Short problem
Reproduce every record exactly as it appears, but not the pictures.

--- START OF Records shown ---

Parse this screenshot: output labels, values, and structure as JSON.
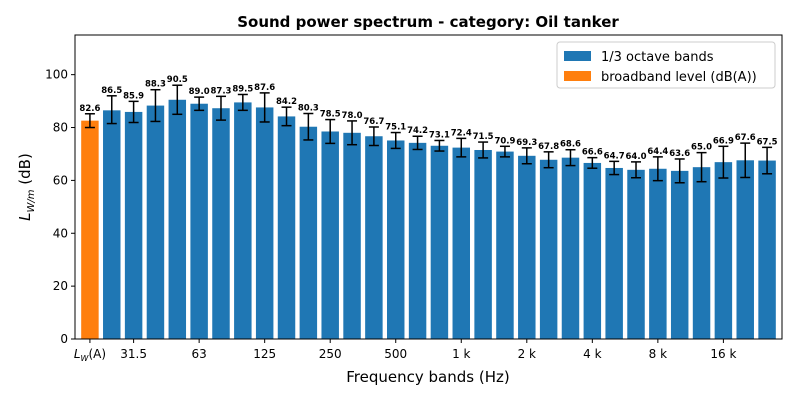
{
  "chart_data": {
    "type": "bar",
    "title": "Sound power spectrum - category: Oil tanker",
    "xlabel": "Frequency bands (Hz)",
    "ylabel": {
      "main": "L",
      "sub": "W/m",
      "unit": " (dB)"
    },
    "ylim": [
      0,
      115
    ],
    "yticks": [
      0,
      20,
      40,
      60,
      80,
      100
    ],
    "broadband": {
      "value": 82.6,
      "err_low": 2.6,
      "err_high": 2.6,
      "tick_label": {
        "main": "L",
        "sub": "W",
        "suffix": "(A)"
      },
      "color": "#ff7f0e"
    },
    "bands_color": "#1f77b4",
    "bands": [
      {
        "value": 86.5,
        "err_low": 5.0,
        "err_high": 5.5,
        "label": "86.5",
        "tick": ""
      },
      {
        "value": 85.9,
        "err_low": 4.0,
        "err_high": 4.0,
        "label": "85.9",
        "tick": "31.5"
      },
      {
        "value": 88.3,
        "err_low": 6.0,
        "err_high": 6.0,
        "label": "88.3",
        "tick": ""
      },
      {
        "value": 90.5,
        "err_low": 5.5,
        "err_high": 5.5,
        "label": "90.5",
        "tick": ""
      },
      {
        "value": 89.0,
        "err_low": 2.5,
        "err_high": 2.5,
        "label": "89.0",
        "tick": "63"
      },
      {
        "value": 87.3,
        "err_low": 4.5,
        "err_high": 4.5,
        "label": "87.3",
        "tick": ""
      },
      {
        "value": 89.5,
        "err_low": 3.0,
        "err_high": 3.0,
        "label": "89.5",
        "tick": ""
      },
      {
        "value": 87.6,
        "err_low": 5.5,
        "err_high": 5.5,
        "label": "87.6",
        "tick": "125"
      },
      {
        "value": 84.2,
        "err_low": 3.5,
        "err_high": 3.5,
        "label": "84.2",
        "tick": ""
      },
      {
        "value": 80.3,
        "err_low": 5.0,
        "err_high": 5.0,
        "label": "80.3",
        "tick": ""
      },
      {
        "value": 78.5,
        "err_low": 4.5,
        "err_high": 4.5,
        "label": "78.5",
        "tick": "250"
      },
      {
        "value": 78.0,
        "err_low": 4.5,
        "err_high": 4.5,
        "label": "78.0",
        "tick": ""
      },
      {
        "value": 76.7,
        "err_low": 3.5,
        "err_high": 3.5,
        "label": "76.7",
        "tick": ""
      },
      {
        "value": 75.1,
        "err_low": 3.0,
        "err_high": 3.0,
        "label": "75.1",
        "tick": "500"
      },
      {
        "value": 74.2,
        "err_low": 2.5,
        "err_high": 2.5,
        "label": "74.2",
        "tick": ""
      },
      {
        "value": 73.1,
        "err_low": 2.0,
        "err_high": 2.0,
        "label": "73.1",
        "tick": ""
      },
      {
        "value": 72.4,
        "err_low": 3.5,
        "err_high": 3.5,
        "label": "72.4",
        "tick": "1 k"
      },
      {
        "value": 71.5,
        "err_low": 3.0,
        "err_high": 3.0,
        "label": "71.5",
        "tick": ""
      },
      {
        "value": 70.9,
        "err_low": 2.0,
        "err_high": 2.0,
        "label": "70.9",
        "tick": ""
      },
      {
        "value": 69.3,
        "err_low": 3.0,
        "err_high": 3.0,
        "label": "69.3",
        "tick": "2 k"
      },
      {
        "value": 67.8,
        "err_low": 3.0,
        "err_high": 3.0,
        "label": "67.8",
        "tick": ""
      },
      {
        "value": 68.6,
        "err_low": 3.0,
        "err_high": 3.0,
        "label": "68.6",
        "tick": ""
      },
      {
        "value": 66.6,
        "err_low": 2.0,
        "err_high": 2.0,
        "label": "66.6",
        "tick": "4 k"
      },
      {
        "value": 64.7,
        "err_low": 2.5,
        "err_high": 2.5,
        "label": "64.7",
        "tick": ""
      },
      {
        "value": 64.0,
        "err_low": 3.0,
        "err_high": 3.0,
        "label": "64.0",
        "tick": ""
      },
      {
        "value": 64.4,
        "err_low": 4.5,
        "err_high": 4.5,
        "label": "64.4",
        "tick": "8 k"
      },
      {
        "value": 63.6,
        "err_low": 4.5,
        "err_high": 4.5,
        "label": "63.6",
        "tick": ""
      },
      {
        "value": 65.0,
        "err_low": 5.5,
        "err_high": 5.5,
        "label": "65.0",
        "tick": ""
      },
      {
        "value": 66.9,
        "err_low": 6.0,
        "err_high": 6.0,
        "label": "66.9",
        "tick": "16 k"
      },
      {
        "value": 67.6,
        "err_low": 6.5,
        "err_high": 6.5,
        "label": "67.6",
        "tick": ""
      },
      {
        "value": 67.5,
        "err_low": 5.0,
        "err_high": 5.0,
        "label": "67.5",
        "tick": ""
      }
    ],
    "legend": {
      "position": "top-right",
      "entries": [
        {
          "label": "1/3 octave bands",
          "color": "#1f77b4"
        },
        {
          "label": "broadband level (dB(A))",
          "color": "#ff7f0e"
        }
      ]
    },
    "grid": false
  }
}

--- END OF Records shown ---

Response below
Parse this screenshot: output labels, values, and structure as JSON.
{
  "chart_data": {
    "type": "bar",
    "title": "Sound power spectrum - category: Oil tanker",
    "xlabel": "Frequency bands (Hz)",
    "ylabel": {
      "main": "L",
      "sub": "W/m",
      "unit": " (dB)"
    },
    "ylim": [
      0,
      115
    ],
    "yticks": [
      0,
      20,
      40,
      60,
      80,
      100
    ],
    "broadband": {
      "value": 82.6,
      "err_low": 2.6,
      "err_high": 2.6,
      "tick_label": {
        "main": "L",
        "sub": "W",
        "suffix": "(A)"
      },
      "color": "#ff7f0e"
    },
    "bands_color": "#1f77b4",
    "bands": [
      {
        "value": 86.5,
        "err_low": 5.0,
        "err_high": 5.5,
        "label": "86.5",
        "tick": ""
      },
      {
        "value": 85.9,
        "err_low": 4.0,
        "err_high": 4.0,
        "label": "85.9",
        "tick": "31.5"
      },
      {
        "value": 88.3,
        "err_low": 6.0,
        "err_high": 6.0,
        "label": "88.3",
        "tick": ""
      },
      {
        "value": 90.5,
        "err_low": 5.5,
        "err_high": 5.5,
        "label": "90.5",
        "tick": ""
      },
      {
        "value": 89.0,
        "err_low": 2.5,
        "err_high": 2.5,
        "label": "89.0",
        "tick": "63"
      },
      {
        "value": 87.3,
        "err_low": 4.5,
        "err_high": 4.5,
        "label": "87.3",
        "tick": ""
      },
      {
        "value": 89.5,
        "err_low": 3.0,
        "err_high": 3.0,
        "label": "89.5",
        "tick": ""
      },
      {
        "value": 87.6,
        "err_low": 5.5,
        "err_high": 5.5,
        "label": "87.6",
        "tick": "125"
      },
      {
        "value": 84.2,
        "err_low": 3.5,
        "err_high": 3.5,
        "label": "84.2",
        "tick": ""
      },
      {
        "value": 80.3,
        "err_low": 5.0,
        "err_high": 5.0,
        "label": "80.3",
        "tick": ""
      },
      {
        "value": 78.5,
        "err_low": 4.5,
        "err_high": 4.5,
        "label": "78.5",
        "tick": "250"
      },
      {
        "value": 78.0,
        "err_low": 4.5,
        "err_high": 4.5,
        "label": "78.0",
        "tick": ""
      },
      {
        "value": 76.7,
        "err_low": 3.5,
        "err_high": 3.5,
        "label": "76.7",
        "tick": ""
      },
      {
        "value": 75.1,
        "err_low": 3.0,
        "err_high": 3.0,
        "label": "75.1",
        "tick": "500"
      },
      {
        "value": 74.2,
        "err_low": 2.5,
        "err_high": 2.5,
        "label": "74.2",
        "tick": ""
      },
      {
        "value": 73.1,
        "err_low": 2.0,
        "err_high": 2.0,
        "label": "73.1",
        "tick": ""
      },
      {
        "value": 72.4,
        "err_low": 3.5,
        "err_high": 3.5,
        "label": "72.4",
        "tick": "1 k"
      },
      {
        "value": 71.5,
        "err_low": 3.0,
        "err_high": 3.0,
        "label": "71.5",
        "tick": ""
      },
      {
        "value": 70.9,
        "err_low": 2.0,
        "err_high": 2.0,
        "label": "70.9",
        "tick": ""
      },
      {
        "value": 69.3,
        "err_low": 3.0,
        "err_high": 3.0,
        "label": "69.3",
        "tick": "2 k"
      },
      {
        "value": 67.8,
        "err_low": 3.0,
        "err_high": 3.0,
        "label": "67.8",
        "tick": ""
      },
      {
        "value": 68.6,
        "err_low": 3.0,
        "err_high": 3.0,
        "label": "68.6",
        "tick": ""
      },
      {
        "value": 66.6,
        "err_low": 2.0,
        "err_high": 2.0,
        "label": "66.6",
        "tick": "4 k"
      },
      {
        "value": 64.7,
        "err_low": 2.5,
        "err_high": 2.5,
        "label": "64.7",
        "tick": ""
      },
      {
        "value": 64.0,
        "err_low": 3.0,
        "err_high": 3.0,
        "label": "64.0",
        "tick": ""
      },
      {
        "value": 64.4,
        "err_low": 4.5,
        "err_high": 4.5,
        "label": "64.4",
        "tick": "8 k"
      },
      {
        "value": 63.6,
        "err_low": 4.5,
        "err_high": 4.5,
        "label": "63.6",
        "tick": ""
      },
      {
        "value": 65.0,
        "err_low": 5.5,
        "err_high": 5.5,
        "label": "65.0",
        "tick": ""
      },
      {
        "value": 66.9,
        "err_low": 6.0,
        "err_high": 6.0,
        "label": "66.9",
        "tick": "16 k"
      },
      {
        "value": 67.6,
        "err_low": 6.5,
        "err_high": 6.5,
        "label": "67.6",
        "tick": ""
      },
      {
        "value": 67.5,
        "err_low": 5.0,
        "err_high": 5.0,
        "label": "67.5",
        "tick": ""
      }
    ],
    "legend": {
      "position": "top-right",
      "entries": [
        {
          "label": "1/3 octave bands",
          "color": "#1f77b4"
        },
        {
          "label": "broadband level (dB(A))",
          "color": "#ff7f0e"
        }
      ]
    },
    "grid": false
  }
}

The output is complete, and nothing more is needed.